• Given request: State the number of lines in the material below that have "structured" in them, without any other text.

(Stored items from a collection)
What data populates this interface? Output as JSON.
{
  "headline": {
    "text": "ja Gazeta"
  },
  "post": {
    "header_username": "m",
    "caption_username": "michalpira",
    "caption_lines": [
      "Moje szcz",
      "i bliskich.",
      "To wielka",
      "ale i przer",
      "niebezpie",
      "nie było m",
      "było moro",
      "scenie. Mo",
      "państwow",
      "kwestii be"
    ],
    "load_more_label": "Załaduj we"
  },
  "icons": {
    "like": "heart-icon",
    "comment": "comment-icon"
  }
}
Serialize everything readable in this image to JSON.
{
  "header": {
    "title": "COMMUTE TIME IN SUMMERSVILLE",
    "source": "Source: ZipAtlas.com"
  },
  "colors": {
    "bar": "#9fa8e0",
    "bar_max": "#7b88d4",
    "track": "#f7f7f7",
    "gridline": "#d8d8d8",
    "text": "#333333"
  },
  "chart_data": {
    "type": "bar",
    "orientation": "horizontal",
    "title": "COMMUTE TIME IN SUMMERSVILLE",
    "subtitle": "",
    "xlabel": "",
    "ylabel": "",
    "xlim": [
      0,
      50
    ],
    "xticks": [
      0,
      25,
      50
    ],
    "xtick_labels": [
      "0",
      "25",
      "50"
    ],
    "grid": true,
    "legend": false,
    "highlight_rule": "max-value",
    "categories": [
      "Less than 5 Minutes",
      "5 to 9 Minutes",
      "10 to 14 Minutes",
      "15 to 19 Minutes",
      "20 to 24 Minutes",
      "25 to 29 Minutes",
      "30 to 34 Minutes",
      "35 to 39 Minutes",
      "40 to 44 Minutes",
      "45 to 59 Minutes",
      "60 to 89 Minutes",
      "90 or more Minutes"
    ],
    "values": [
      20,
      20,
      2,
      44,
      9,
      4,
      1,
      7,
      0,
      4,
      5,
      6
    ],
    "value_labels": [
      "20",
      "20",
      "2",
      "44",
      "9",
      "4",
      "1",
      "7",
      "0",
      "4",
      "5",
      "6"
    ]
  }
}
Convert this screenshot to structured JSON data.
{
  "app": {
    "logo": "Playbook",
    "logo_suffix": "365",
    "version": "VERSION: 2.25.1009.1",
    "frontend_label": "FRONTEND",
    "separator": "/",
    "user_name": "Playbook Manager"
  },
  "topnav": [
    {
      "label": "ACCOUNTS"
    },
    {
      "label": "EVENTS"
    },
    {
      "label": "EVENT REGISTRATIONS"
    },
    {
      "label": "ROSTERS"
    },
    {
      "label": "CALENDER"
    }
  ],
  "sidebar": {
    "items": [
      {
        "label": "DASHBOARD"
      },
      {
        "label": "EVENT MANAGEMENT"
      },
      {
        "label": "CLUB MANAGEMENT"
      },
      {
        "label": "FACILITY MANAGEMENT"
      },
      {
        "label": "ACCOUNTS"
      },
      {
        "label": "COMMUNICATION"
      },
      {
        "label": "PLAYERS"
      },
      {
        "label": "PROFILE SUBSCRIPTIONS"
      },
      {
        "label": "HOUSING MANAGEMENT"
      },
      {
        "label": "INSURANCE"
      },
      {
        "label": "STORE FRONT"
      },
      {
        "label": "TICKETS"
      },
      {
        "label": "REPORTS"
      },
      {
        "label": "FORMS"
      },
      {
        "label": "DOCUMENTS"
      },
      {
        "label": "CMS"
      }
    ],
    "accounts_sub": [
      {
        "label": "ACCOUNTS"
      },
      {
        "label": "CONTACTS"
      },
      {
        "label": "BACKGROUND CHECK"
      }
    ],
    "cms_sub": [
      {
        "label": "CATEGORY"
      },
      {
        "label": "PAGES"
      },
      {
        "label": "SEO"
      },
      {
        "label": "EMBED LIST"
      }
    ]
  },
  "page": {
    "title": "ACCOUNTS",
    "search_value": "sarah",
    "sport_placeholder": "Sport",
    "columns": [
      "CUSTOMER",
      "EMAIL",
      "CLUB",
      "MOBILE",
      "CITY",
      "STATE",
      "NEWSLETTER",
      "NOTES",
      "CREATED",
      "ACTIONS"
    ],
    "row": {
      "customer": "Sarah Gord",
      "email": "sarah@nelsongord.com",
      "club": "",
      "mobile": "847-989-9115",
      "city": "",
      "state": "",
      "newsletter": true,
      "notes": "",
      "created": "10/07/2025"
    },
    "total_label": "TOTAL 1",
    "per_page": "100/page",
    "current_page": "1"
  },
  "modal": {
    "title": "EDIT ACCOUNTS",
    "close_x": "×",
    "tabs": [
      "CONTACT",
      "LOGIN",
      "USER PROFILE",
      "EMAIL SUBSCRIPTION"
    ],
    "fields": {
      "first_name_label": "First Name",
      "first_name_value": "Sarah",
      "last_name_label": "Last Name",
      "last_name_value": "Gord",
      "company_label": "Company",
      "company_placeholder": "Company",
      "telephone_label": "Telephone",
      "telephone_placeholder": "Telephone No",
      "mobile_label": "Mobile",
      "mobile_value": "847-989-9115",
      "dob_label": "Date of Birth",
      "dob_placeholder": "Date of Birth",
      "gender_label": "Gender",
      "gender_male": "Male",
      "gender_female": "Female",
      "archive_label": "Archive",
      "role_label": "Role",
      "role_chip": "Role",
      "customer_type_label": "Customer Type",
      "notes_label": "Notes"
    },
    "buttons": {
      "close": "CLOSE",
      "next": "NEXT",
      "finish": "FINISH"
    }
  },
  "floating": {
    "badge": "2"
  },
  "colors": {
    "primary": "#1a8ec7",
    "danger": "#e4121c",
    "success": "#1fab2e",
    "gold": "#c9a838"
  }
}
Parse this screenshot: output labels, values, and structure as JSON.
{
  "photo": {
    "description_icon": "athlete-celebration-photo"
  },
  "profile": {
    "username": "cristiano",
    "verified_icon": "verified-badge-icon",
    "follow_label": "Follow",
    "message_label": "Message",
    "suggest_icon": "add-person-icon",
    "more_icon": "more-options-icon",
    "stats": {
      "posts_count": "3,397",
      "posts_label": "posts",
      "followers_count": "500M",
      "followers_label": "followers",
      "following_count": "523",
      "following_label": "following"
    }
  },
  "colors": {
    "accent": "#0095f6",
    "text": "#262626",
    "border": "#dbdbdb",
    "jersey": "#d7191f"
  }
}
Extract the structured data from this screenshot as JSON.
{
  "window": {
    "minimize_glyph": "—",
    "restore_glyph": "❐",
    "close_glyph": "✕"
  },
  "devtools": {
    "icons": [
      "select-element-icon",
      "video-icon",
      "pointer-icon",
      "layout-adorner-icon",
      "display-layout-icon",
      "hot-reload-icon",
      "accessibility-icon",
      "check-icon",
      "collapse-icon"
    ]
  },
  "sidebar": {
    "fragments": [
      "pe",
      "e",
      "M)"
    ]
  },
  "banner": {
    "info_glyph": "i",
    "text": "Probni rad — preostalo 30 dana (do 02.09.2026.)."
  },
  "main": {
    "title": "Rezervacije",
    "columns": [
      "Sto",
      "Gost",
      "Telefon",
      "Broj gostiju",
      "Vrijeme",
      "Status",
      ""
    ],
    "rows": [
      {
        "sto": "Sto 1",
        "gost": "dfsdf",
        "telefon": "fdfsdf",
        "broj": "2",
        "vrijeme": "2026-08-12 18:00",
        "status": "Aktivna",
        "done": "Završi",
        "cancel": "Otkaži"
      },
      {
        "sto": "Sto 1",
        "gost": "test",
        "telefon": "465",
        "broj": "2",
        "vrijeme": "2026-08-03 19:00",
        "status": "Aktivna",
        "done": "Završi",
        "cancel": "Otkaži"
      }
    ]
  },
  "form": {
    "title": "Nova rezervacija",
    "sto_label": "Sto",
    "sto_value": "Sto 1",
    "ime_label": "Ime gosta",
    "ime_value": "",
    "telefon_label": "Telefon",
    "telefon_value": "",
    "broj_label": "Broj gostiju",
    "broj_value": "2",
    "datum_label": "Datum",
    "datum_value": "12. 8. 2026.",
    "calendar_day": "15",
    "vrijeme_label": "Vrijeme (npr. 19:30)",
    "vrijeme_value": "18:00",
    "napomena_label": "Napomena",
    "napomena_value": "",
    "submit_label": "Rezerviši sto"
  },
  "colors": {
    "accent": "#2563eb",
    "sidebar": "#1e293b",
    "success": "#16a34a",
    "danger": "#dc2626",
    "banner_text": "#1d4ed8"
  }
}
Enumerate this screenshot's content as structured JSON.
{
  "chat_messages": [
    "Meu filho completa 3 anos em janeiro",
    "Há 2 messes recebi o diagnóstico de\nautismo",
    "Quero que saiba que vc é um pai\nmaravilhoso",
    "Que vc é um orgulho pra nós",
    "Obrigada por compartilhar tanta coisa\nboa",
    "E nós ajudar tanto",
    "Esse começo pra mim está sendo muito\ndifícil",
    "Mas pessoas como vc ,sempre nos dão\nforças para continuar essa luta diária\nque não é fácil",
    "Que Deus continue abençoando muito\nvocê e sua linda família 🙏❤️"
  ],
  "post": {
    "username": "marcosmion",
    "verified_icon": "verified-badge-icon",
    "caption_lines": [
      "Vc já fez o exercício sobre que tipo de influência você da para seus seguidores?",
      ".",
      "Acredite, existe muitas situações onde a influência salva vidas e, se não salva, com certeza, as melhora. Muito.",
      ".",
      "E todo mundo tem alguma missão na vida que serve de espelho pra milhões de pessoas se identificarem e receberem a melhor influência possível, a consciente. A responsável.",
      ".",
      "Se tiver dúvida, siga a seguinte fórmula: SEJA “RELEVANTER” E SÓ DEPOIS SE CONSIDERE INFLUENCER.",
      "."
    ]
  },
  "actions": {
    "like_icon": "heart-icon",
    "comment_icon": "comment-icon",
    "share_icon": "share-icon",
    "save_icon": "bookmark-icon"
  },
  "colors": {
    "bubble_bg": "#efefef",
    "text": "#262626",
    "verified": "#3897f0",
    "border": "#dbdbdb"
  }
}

• Solution to this problem: 3